===== Record excerpts

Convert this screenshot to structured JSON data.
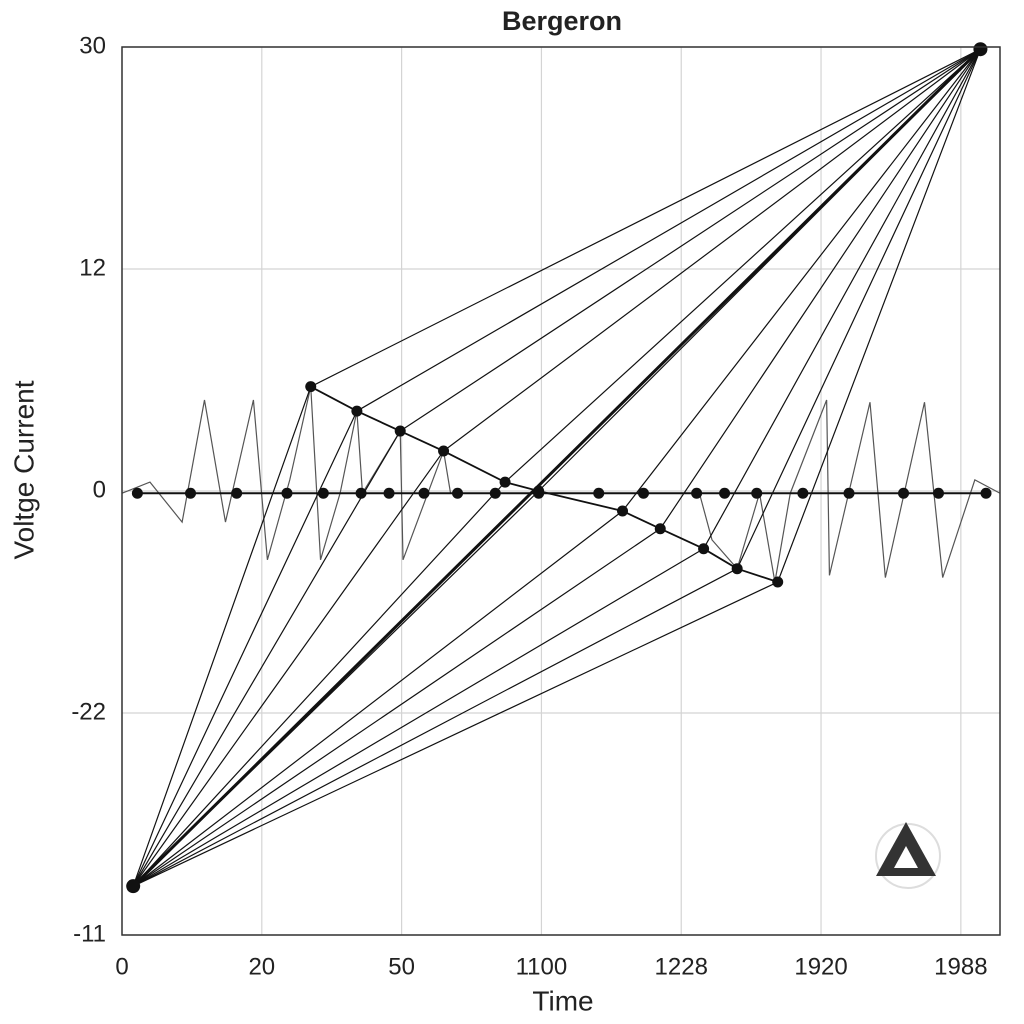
{
  "chart_data": {
    "type": "line",
    "title": "Bergeron",
    "x_label": "Time",
    "y_label": "Voltge Current",
    "xlim": [
      0,
      6.28
    ],
    "ylim": [
      0,
      4
    ],
    "xticks": [
      {
        "value": 0,
        "label": "0"
      },
      {
        "value": 1,
        "label": "20"
      },
      {
        "value": 2,
        "label": "50"
      },
      {
        "value": 3,
        "label": "1100"
      },
      {
        "value": 4,
        "label": "1228"
      },
      {
        "value": 5,
        "label": "1920"
      },
      {
        "value": 6,
        "label": "1988"
      }
    ],
    "yticks": [
      {
        "value": 4,
        "label": "30"
      },
      {
        "value": 3,
        "label": "12"
      },
      {
        "value": 2,
        "label": "0"
      },
      {
        "value": 1,
        "label": "-22"
      },
      {
        "value": 0,
        "label": "-11"
      }
    ],
    "grid": true,
    "color": "#111111",
    "hubs": {
      "x": [
        0.08,
        6.14
      ],
      "y": [
        0.22,
        3.99
      ]
    },
    "diagonal": {
      "x": [
        1.35,
        1.68,
        1.99,
        2.3,
        2.74,
        2.98,
        3.58,
        3.85,
        4.16,
        4.4,
        4.69
      ],
      "y": [
        2.47,
        2.36,
        2.27,
        2.18,
        2.04,
        2.0,
        1.91,
        1.83,
        1.74,
        1.65,
        1.59
      ]
    },
    "baseline": {
      "x": [
        0.11,
        0.49,
        0.82,
        1.18,
        1.44,
        1.71,
        1.91,
        2.16,
        2.4,
        2.67,
        2.98,
        3.41,
        3.73,
        4.11,
        4.31,
        4.54,
        4.87,
        5.2,
        5.59,
        5.84,
        6.18
      ],
      "y": [
        1.99,
        1.99,
        1.99,
        1.99,
        1.99,
        1.99,
        1.99,
        1.99,
        1.99,
        1.99,
        1.99,
        1.99,
        1.99,
        1.99,
        1.99,
        1.99,
        1.99,
        1.99,
        1.99,
        1.99,
        1.99
      ]
    },
    "wave": {
      "x": [
        0,
        0.2,
        0.43,
        0.59,
        0.74,
        0.94,
        1.04,
        1.2,
        1.35,
        1.42,
        1.56,
        1.68,
        1.72,
        1.99,
        2.01,
        2.3,
        2.35,
        3.0,
        4.13,
        4.22,
        4.4,
        4.56,
        4.67,
        4.78,
        5.04,
        5.06,
        5.35,
        5.46,
        5.74,
        5.87,
        6.1,
        6.28
      ],
      "y": [
        1.99,
        2.04,
        1.86,
        2.41,
        1.86,
        2.41,
        1.69,
        2.05,
        2.47,
        1.69,
        1.99,
        2.36,
        1.99,
        2.27,
        1.69,
        2.18,
        1.99,
        null,
        1.99,
        1.78,
        1.65,
        1.99,
        1.59,
        1.99,
        2.41,
        1.62,
        2.4,
        1.61,
        2.4,
        1.61,
        2.05,
        1.99
      ]
    }
  }
}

==========

> **Instructions for the task**
Every record gets retyped exactly; no picture goes into the copy.

> **Written answer**
Convert this screenshot to structured JSON data.
{
  "chart_data": {
    "type": "line",
    "title": "Bergeron",
    "x_label": "Time",
    "y_label": "Voltge Current",
    "xlim": [
      0,
      6.28
    ],
    "ylim": [
      0,
      4
    ],
    "xticks": [
      {
        "value": 0,
        "label": "0"
      },
      {
        "value": 1,
        "label": "20"
      },
      {
        "value": 2,
        "label": "50"
      },
      {
        "value": 3,
        "label": "1100"
      },
      {
        "value": 4,
        "label": "1228"
      },
      {
        "value": 5,
        "label": "1920"
      },
      {
        "value": 6,
        "label": "1988"
      }
    ],
    "yticks": [
      {
        "value": 4,
        "label": "30"
      },
      {
        "value": 3,
        "label": "12"
      },
      {
        "value": 2,
        "label": "0"
      },
      {
        "value": 1,
        "label": "-22"
      },
      {
        "value": 0,
        "label": "-11"
      }
    ],
    "grid": true,
    "color": "#111111",
    "hubs": {
      "x": [
        0.08,
        6.14
      ],
      "y": [
        0.22,
        3.99
      ]
    },
    "diagonal": {
      "x": [
        1.35,
        1.68,
        1.99,
        2.3,
        2.74,
        2.98,
        3.58,
        3.85,
        4.16,
        4.4,
        4.69
      ],
      "y": [
        2.47,
        2.36,
        2.27,
        2.18,
        2.04,
        2.0,
        1.91,
        1.83,
        1.74,
        1.65,
        1.59
      ]
    },
    "baseline": {
      "x": [
        0.11,
        0.49,
        0.82,
        1.18,
        1.44,
        1.71,
        1.91,
        2.16,
        2.4,
        2.67,
        2.98,
        3.41,
        3.73,
        4.11,
        4.31,
        4.54,
        4.87,
        5.2,
        5.59,
        5.84,
        6.18
      ],
      "y": [
        1.99,
        1.99,
        1.99,
        1.99,
        1.99,
        1.99,
        1.99,
        1.99,
        1.99,
        1.99,
        1.99,
        1.99,
        1.99,
        1.99,
        1.99,
        1.99,
        1.99,
        1.99,
        1.99,
        1.99,
        1.99
      ]
    },
    "wave": {
      "x": [
        0,
        0.2,
        0.43,
        0.59,
        0.74,
        0.94,
        1.04,
        1.2,
        1.35,
        1.42,
        1.56,
        1.68,
        1.72,
        1.99,
        2.01,
        2.3,
        2.35,
        3.0,
        4.13,
        4.22,
        4.4,
        4.56,
        4.67,
        4.78,
        5.04,
        5.06,
        5.35,
        5.46,
        5.74,
        5.87,
        6.1,
        6.28
      ],
      "y": [
        1.99,
        2.04,
        1.86,
        2.41,
        1.86,
        2.41,
        1.69,
        2.05,
        2.47,
        1.69,
        1.99,
        2.36,
        1.99,
        2.27,
        1.69,
        2.18,
        1.99,
        null,
        1.99,
        1.78,
        1.65,
        1.99,
        1.59,
        1.99,
        2.41,
        1.62,
        2.4,
        1.61,
        2.4,
        1.61,
        2.05,
        1.99
      ]
    }
  }
}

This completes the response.